Count how many lines hold the string "text", and give only that number.

☆ ☆ ☆ ☆ ☆

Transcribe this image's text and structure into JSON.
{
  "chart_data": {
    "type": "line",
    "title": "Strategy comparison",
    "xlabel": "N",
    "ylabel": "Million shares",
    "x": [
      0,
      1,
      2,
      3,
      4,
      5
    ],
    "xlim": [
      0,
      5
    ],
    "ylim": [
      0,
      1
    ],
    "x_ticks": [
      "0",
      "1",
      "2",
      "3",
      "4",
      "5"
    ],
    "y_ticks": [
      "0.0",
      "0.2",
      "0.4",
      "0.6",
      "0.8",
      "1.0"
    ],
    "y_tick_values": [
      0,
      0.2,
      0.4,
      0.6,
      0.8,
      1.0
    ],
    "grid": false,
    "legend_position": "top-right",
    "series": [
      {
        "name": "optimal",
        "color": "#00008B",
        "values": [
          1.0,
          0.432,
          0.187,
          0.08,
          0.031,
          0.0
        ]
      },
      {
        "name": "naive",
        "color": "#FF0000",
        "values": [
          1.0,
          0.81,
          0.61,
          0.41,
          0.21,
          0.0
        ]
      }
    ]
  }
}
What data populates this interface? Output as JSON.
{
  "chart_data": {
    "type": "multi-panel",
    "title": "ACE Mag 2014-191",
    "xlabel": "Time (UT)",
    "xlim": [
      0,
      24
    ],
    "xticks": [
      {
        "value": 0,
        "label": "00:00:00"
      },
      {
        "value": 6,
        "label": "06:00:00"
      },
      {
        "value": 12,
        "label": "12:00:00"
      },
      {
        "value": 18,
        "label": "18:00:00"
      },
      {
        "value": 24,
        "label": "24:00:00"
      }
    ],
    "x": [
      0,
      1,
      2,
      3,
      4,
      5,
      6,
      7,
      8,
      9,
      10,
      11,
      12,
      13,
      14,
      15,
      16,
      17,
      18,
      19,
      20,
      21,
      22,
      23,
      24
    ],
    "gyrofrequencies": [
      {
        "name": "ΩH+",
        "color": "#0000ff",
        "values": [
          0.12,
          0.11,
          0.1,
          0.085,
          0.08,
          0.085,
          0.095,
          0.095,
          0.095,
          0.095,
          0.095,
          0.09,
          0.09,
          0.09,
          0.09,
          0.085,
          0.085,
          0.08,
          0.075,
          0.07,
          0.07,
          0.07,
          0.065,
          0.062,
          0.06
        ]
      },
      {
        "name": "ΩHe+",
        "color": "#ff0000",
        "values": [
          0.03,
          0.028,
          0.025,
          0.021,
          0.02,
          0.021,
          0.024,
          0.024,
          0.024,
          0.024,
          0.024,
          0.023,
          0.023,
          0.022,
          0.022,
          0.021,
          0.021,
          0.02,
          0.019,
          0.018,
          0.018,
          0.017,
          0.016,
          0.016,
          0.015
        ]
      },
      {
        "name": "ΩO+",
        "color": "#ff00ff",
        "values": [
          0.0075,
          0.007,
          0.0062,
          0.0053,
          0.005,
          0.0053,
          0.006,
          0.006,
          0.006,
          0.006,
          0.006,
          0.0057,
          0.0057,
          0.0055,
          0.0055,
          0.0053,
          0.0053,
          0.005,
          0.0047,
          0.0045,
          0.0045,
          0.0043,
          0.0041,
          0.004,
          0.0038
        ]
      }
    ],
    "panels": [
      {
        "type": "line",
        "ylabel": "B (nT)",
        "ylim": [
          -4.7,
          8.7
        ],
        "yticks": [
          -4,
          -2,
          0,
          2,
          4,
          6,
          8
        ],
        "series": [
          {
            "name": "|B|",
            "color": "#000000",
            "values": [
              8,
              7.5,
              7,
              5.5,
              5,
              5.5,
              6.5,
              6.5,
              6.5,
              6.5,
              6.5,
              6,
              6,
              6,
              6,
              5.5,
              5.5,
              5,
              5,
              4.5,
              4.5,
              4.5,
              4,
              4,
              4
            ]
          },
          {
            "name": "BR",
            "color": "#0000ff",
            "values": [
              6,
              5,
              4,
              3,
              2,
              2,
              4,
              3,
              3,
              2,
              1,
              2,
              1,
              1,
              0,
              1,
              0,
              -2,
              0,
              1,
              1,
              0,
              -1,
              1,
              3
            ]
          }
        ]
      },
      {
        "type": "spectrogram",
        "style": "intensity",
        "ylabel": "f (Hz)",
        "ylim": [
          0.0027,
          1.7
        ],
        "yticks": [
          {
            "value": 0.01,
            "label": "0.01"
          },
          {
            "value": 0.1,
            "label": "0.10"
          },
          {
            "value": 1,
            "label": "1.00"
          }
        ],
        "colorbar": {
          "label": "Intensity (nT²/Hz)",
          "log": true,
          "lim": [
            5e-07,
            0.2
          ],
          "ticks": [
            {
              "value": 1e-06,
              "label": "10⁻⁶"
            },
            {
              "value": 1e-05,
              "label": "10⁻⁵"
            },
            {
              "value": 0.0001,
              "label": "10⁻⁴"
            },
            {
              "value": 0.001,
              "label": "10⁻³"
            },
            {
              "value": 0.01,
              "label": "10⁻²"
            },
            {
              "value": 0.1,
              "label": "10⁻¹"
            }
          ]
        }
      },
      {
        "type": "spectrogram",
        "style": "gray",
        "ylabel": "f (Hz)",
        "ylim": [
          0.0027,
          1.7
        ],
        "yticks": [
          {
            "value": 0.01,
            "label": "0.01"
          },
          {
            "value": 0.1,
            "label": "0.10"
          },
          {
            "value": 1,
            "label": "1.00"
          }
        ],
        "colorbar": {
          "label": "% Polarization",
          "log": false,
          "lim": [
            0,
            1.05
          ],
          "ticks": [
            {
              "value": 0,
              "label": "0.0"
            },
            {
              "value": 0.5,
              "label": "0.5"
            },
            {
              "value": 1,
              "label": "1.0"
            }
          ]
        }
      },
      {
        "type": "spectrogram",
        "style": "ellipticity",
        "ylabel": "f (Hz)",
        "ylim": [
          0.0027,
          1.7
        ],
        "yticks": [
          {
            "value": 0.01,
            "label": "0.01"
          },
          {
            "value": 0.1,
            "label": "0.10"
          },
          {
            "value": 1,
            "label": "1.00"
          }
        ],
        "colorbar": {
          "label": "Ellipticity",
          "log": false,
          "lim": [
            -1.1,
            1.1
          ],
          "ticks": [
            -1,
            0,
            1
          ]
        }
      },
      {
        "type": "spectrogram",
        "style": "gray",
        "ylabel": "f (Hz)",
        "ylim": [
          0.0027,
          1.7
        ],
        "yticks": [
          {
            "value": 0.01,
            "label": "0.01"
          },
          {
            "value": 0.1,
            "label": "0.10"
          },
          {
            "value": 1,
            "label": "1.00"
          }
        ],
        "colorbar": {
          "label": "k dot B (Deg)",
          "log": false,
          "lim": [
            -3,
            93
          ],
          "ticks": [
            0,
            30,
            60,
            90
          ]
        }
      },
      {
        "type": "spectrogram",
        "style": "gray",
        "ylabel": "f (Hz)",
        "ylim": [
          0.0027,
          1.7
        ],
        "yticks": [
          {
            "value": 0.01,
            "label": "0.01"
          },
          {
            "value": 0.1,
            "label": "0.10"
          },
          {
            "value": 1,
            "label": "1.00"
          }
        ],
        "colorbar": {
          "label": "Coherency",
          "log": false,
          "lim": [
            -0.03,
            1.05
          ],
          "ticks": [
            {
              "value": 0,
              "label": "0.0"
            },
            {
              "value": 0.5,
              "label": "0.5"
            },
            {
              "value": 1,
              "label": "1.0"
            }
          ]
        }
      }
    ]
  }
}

☆ ☆ ☆ ☆ ☆

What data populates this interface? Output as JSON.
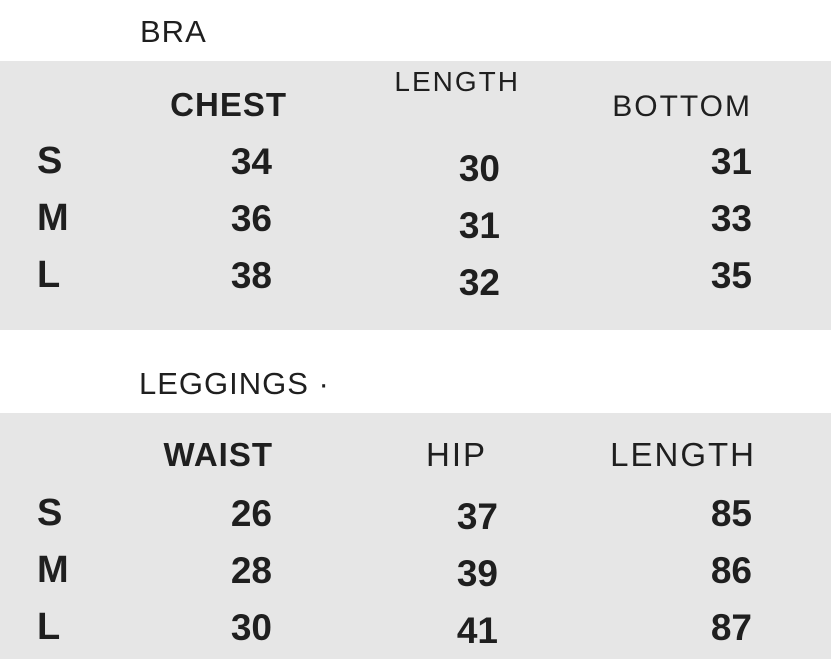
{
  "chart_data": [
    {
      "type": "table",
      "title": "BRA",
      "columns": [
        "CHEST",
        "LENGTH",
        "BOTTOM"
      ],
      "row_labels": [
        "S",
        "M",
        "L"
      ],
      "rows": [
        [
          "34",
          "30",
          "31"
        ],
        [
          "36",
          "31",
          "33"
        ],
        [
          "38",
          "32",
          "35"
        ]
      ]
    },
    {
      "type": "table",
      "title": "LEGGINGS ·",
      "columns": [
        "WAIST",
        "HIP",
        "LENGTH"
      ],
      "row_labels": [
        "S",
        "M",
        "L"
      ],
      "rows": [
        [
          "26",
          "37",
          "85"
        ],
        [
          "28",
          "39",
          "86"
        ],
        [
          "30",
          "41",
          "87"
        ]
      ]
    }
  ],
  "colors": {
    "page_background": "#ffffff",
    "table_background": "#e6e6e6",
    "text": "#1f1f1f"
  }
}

☆ ☆ ☆ ☆ ☆

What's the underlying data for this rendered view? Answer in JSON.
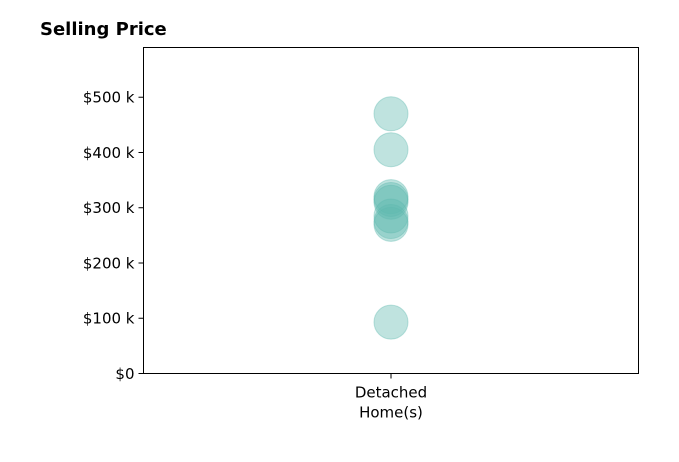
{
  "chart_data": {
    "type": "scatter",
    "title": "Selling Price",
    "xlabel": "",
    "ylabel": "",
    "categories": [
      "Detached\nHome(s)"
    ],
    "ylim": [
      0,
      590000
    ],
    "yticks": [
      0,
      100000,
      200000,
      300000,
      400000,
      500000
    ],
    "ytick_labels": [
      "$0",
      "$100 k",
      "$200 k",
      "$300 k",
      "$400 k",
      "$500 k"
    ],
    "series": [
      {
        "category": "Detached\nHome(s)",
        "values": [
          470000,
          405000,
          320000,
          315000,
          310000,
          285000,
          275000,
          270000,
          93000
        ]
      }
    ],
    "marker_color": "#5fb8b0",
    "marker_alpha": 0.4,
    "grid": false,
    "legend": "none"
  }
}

☆ ☆ ☆ ☆ ☆

▶ **Output of the exercise**
2